• EXERCISE MATERIAL:
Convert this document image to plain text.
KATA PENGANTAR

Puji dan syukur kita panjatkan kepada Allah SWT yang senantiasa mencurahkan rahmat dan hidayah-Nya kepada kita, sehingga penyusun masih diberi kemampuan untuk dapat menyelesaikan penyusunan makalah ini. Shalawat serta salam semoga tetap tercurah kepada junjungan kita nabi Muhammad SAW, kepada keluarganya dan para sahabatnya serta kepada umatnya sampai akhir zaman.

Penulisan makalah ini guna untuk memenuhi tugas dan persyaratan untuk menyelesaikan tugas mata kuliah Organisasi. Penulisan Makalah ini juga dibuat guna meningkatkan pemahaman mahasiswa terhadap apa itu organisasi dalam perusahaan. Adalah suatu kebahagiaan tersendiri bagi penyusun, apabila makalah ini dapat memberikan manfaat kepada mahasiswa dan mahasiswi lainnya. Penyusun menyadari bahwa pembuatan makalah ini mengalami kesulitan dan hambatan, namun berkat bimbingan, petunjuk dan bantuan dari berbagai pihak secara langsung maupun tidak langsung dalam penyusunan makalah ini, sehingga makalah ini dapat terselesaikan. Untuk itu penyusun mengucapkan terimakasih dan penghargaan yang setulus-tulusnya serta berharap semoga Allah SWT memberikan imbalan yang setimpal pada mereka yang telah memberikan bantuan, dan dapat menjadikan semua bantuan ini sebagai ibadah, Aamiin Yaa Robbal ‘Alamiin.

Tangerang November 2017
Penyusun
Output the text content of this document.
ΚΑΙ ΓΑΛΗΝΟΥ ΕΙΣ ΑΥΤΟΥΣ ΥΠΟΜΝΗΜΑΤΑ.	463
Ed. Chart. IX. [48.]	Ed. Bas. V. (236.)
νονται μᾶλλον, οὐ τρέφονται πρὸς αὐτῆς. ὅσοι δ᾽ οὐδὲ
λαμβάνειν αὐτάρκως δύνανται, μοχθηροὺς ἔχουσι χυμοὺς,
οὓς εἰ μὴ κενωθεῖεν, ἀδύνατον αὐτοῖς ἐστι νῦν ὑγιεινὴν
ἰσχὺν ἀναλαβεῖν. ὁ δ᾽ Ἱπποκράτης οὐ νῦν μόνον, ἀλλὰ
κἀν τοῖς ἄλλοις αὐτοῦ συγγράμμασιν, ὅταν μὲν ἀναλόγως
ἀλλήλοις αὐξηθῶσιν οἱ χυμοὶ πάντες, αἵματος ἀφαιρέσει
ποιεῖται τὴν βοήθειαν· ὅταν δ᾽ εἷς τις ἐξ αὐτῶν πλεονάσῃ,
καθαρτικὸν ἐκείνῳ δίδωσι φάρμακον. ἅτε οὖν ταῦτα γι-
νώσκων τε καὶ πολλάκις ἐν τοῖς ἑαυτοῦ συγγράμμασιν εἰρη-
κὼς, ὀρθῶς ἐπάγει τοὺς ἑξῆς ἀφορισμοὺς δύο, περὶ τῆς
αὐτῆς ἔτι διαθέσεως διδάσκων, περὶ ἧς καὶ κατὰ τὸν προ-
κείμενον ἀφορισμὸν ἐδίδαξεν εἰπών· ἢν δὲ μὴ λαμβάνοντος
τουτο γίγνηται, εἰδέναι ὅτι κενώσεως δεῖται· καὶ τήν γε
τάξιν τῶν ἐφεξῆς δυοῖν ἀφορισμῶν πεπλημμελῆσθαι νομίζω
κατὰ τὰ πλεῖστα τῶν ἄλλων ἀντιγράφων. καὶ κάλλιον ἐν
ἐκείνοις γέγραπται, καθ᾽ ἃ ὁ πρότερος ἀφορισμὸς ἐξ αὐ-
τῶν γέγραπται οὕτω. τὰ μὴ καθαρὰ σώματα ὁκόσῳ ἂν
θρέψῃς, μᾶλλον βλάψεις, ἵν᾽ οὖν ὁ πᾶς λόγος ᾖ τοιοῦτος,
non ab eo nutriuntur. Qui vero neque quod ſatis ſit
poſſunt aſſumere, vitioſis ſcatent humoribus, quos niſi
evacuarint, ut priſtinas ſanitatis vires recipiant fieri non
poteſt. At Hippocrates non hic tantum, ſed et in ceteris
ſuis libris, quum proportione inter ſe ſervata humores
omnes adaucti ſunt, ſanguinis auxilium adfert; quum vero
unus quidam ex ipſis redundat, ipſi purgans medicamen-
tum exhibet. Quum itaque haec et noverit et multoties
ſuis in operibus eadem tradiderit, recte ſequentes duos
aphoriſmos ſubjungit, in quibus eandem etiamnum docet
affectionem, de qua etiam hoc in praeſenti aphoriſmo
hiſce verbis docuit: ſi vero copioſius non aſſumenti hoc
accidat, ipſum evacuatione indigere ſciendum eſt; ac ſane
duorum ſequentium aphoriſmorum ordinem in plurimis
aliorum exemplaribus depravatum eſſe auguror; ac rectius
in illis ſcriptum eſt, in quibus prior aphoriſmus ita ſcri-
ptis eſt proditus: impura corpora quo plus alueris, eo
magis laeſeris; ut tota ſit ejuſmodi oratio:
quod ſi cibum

• PROBLEM STATEMENT: Of the lines in the material, how many include "this"? Respond with the number alone.

• FULL RESPONSE: 2